- Dataset excerpts -
☆ ☆ ☆
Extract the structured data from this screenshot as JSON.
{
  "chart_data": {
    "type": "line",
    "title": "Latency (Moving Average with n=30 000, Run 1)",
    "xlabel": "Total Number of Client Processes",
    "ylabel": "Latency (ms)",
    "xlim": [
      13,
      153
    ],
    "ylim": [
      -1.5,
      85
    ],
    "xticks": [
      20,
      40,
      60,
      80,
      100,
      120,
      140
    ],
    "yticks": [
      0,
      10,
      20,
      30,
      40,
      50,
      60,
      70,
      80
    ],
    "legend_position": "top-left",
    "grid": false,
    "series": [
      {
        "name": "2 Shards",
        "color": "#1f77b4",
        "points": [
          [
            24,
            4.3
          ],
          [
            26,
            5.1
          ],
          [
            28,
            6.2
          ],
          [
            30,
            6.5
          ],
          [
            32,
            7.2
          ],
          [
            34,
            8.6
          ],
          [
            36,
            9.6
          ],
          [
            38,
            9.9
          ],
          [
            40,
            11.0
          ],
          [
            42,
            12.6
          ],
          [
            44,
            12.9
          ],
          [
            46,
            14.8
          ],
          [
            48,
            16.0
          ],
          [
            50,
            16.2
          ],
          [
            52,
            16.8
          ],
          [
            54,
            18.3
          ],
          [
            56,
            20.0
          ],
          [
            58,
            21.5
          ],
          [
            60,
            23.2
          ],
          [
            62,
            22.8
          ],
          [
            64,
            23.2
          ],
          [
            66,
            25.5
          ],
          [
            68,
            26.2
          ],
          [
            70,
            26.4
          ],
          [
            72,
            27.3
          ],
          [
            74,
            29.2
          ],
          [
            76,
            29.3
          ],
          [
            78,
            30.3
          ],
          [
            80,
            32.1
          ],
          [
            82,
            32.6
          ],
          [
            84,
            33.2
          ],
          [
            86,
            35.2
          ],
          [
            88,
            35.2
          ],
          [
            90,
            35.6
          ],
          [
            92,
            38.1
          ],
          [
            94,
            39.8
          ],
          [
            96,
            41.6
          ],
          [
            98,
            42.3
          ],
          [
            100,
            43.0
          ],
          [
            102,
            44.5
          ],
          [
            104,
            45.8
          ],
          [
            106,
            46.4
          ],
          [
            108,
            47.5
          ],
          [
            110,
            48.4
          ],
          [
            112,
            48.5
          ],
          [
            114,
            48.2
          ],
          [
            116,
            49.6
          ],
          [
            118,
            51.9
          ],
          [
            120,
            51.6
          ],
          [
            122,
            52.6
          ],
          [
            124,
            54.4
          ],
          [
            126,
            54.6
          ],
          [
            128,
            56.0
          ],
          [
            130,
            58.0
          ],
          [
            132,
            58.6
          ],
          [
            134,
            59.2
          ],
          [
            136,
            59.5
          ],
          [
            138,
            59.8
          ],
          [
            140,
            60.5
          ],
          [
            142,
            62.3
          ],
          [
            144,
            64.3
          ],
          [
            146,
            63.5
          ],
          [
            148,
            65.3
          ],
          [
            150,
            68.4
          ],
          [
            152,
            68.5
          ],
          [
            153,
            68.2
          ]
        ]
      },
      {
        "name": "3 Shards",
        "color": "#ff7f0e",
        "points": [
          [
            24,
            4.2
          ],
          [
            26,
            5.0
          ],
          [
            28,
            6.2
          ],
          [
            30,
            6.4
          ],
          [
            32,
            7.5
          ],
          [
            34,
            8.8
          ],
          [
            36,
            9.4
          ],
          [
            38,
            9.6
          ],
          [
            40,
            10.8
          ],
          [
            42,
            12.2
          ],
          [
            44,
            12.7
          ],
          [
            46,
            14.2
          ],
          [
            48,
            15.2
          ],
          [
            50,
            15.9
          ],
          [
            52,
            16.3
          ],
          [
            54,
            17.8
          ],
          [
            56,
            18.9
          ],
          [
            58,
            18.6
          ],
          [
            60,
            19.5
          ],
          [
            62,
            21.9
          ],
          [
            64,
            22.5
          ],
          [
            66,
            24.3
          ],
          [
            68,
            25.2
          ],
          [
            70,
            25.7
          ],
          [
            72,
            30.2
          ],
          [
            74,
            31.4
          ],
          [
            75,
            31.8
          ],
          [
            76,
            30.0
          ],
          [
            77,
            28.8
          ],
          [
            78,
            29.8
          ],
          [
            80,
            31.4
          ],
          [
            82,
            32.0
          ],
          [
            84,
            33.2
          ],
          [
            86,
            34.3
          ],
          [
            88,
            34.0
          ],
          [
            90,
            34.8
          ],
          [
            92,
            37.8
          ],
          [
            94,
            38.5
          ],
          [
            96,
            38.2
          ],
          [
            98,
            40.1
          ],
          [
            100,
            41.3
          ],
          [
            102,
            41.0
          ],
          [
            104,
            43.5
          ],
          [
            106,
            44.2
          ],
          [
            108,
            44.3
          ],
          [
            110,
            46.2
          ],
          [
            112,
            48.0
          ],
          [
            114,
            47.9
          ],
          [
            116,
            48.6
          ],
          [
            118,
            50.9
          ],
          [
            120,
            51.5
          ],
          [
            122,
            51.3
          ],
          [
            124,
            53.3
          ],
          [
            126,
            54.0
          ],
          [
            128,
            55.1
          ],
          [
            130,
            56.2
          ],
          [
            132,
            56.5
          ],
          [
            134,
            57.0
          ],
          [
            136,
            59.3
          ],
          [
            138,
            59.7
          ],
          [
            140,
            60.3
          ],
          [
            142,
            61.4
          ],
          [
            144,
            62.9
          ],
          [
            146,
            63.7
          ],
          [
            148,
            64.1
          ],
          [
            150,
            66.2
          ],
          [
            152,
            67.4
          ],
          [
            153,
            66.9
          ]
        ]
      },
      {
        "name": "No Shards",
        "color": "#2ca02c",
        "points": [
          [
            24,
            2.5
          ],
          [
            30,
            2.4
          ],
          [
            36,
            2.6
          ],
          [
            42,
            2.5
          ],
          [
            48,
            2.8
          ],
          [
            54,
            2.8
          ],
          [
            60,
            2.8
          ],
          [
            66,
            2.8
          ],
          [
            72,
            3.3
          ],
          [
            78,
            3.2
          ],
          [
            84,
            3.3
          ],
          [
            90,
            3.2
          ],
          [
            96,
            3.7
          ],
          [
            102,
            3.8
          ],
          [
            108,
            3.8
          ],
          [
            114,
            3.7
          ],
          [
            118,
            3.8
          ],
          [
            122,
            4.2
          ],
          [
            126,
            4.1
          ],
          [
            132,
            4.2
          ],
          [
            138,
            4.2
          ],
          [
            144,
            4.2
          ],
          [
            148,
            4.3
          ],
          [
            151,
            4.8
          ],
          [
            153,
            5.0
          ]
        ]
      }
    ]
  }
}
☆ ☆ ☆
- Job -
Extract the data exactly as given.

- Completed task -
Extract the structured data from this screenshot as JSON.
{
  "chart_data": {
    "type": "line",
    "title": "Latency (Moving Average with n=30 000, Run 1)",
    "xlabel": "Total Number of Client Processes",
    "ylabel": "Latency (ms)",
    "xlim": [
      13,
      153
    ],
    "ylim": [
      -1.5,
      85
    ],
    "xticks": [
      20,
      40,
      60,
      80,
      100,
      120,
      140
    ],
    "yticks": [
      0,
      10,
      20,
      30,
      40,
      50,
      60,
      70,
      80
    ],
    "legend_position": "top-left",
    "grid": false,
    "series": [
      {
        "name": "2 Shards",
        "color": "#1f77b4",
        "points": [
          [
            24,
            4.3
          ],
          [
            26,
            5.1
          ],
          [
            28,
            6.2
          ],
          [
            30,
            6.5
          ],
          [
            32,
            7.2
          ],
          [
            34,
            8.6
          ],
          [
            36,
            9.6
          ],
          [
            38,
            9.9
          ],
          [
            40,
            11.0
          ],
          [
            42,
            12.6
          ],
          [
            44,
            12.9
          ],
          [
            46,
            14.8
          ],
          [
            48,
            16.0
          ],
          [
            50,
            16.2
          ],
          [
            52,
            16.8
          ],
          [
            54,
            18.3
          ],
          [
            56,
            20.0
          ],
          [
            58,
            21.5
          ],
          [
            60,
            23.2
          ],
          [
            62,
            22.8
          ],
          [
            64,
            23.2
          ],
          [
            66,
            25.5
          ],
          [
            68,
            26.2
          ],
          [
            70,
            26.4
          ],
          [
            72,
            27.3
          ],
          [
            74,
            29.2
          ],
          [
            76,
            29.3
          ],
          [
            78,
            30.3
          ],
          [
            80,
            32.1
          ],
          [
            82,
            32.6
          ],
          [
            84,
            33.2
          ],
          [
            86,
            35.2
          ],
          [
            88,
            35.2
          ],
          [
            90,
            35.6
          ],
          [
            92,
            38.1
          ],
          [
            94,
            39.8
          ],
          [
            96,
            41.6
          ],
          [
            98,
            42.3
          ],
          [
            100,
            43.0
          ],
          [
            102,
            44.5
          ],
          [
            104,
            45.8
          ],
          [
            106,
            46.4
          ],
          [
            108,
            47.5
          ],
          [
            110,
            48.4
          ],
          [
            112,
            48.5
          ],
          [
            114,
            48.2
          ],
          [
            116,
            49.6
          ],
          [
            118,
            51.9
          ],
          [
            120,
            51.6
          ],
          [
            122,
            52.6
          ],
          [
            124,
            54.4
          ],
          [
            126,
            54.6
          ],
          [
            128,
            56.0
          ],
          [
            130,
            58.0
          ],
          [
            132,
            58.6
          ],
          [
            134,
            59.2
          ],
          [
            136,
            59.5
          ],
          [
            138,
            59.8
          ],
          [
            140,
            60.5
          ],
          [
            142,
            62.3
          ],
          [
            144,
            64.3
          ],
          [
            146,
            63.5
          ],
          [
            148,
            65.3
          ],
          [
            150,
            68.4
          ],
          [
            152,
            68.5
          ],
          [
            153,
            68.2
          ]
        ]
      },
      {
        "name": "3 Shards",
        "color": "#ff7f0e",
        "points": [
          [
            24,
            4.2
          ],
          [
            26,
            5.0
          ],
          [
            28,
            6.2
          ],
          [
            30,
            6.4
          ],
          [
            32,
            7.5
          ],
          [
            34,
            8.8
          ],
          [
            36,
            9.4
          ],
          [
            38,
            9.6
          ],
          [
            40,
            10.8
          ],
          [
            42,
            12.2
          ],
          [
            44,
            12.7
          ],
          [
            46,
            14.2
          ],
          [
            48,
            15.2
          ],
          [
            50,
            15.9
          ],
          [
            52,
            16.3
          ],
          [
            54,
            17.8
          ],
          [
            56,
            18.9
          ],
          [
            58,
            18.6
          ],
          [
            60,
            19.5
          ],
          [
            62,
            21.9
          ],
          [
            64,
            22.5
          ],
          [
            66,
            24.3
          ],
          [
            68,
            25.2
          ],
          [
            70,
            25.7
          ],
          [
            72,
            30.2
          ],
          [
            74,
            31.4
          ],
          [
            75,
            31.8
          ],
          [
            76,
            30.0
          ],
          [
            77,
            28.8
          ],
          [
            78,
            29.8
          ],
          [
            80,
            31.4
          ],
          [
            82,
            32.0
          ],
          [
            84,
            33.2
          ],
          [
            86,
            34.3
          ],
          [
            88,
            34.0
          ],
          [
            90,
            34.8
          ],
          [
            92,
            37.8
          ],
          [
            94,
            38.5
          ],
          [
            96,
            38.2
          ],
          [
            98,
            40.1
          ],
          [
            100,
            41.3
          ],
          [
            102,
            41.0
          ],
          [
            104,
            43.5
          ],
          [
            106,
            44.2
          ],
          [
            108,
            44.3
          ],
          [
            110,
            46.2
          ],
          [
            112,
            48.0
          ],
          [
            114,
            47.9
          ],
          [
            116,
            48.6
          ],
          [
            118,
            50.9
          ],
          [
            120,
            51.5
          ],
          [
            122,
            51.3
          ],
          [
            124,
            53.3
          ],
          [
            126,
            54.0
          ],
          [
            128,
            55.1
          ],
          [
            130,
            56.2
          ],
          [
            132,
            56.5
          ],
          [
            134,
            57.0
          ],
          [
            136,
            59.3
          ],
          [
            138,
            59.7
          ],
          [
            140,
            60.3
          ],
          [
            142,
            61.4
          ],
          [
            144,
            62.9
          ],
          [
            146,
            63.7
          ],
          [
            148,
            64.1
          ],
          [
            150,
            66.2
          ],
          [
            152,
            67.4
          ],
          [
            153,
            66.9
          ]
        ]
      },
      {
        "name": "No Shards",
        "color": "#2ca02c",
        "points": [
          [
            24,
            2.5
          ],
          [
            30,
            2.4
          ],
          [
            36,
            2.6
          ],
          [
            42,
            2.5
          ],
          [
            48,
            2.8
          ],
          [
            54,
            2.8
          ],
          [
            60,
            2.8
          ],
          [
            66,
            2.8
          ],
          [
            72,
            3.3
          ],
          [
            78,
            3.2
          ],
          [
            84,
            3.3
          ],
          [
            90,
            3.2
          ],
          [
            96,
            3.7
          ],
          [
            102,
            3.8
          ],
          [
            108,
            3.8
          ],
          [
            114,
            3.7
          ],
          [
            118,
            3.8
          ],
          [
            122,
            4.2
          ],
          [
            126,
            4.1
          ],
          [
            132,
            4.2
          ],
          [
            138,
            4.2
          ],
          [
            144,
            4.2
          ],
          [
            148,
            4.3
          ],
          [
            151,
            4.8
          ],
          [
            153,
            5.0
          ]
        ]
      }
    ]
  }
}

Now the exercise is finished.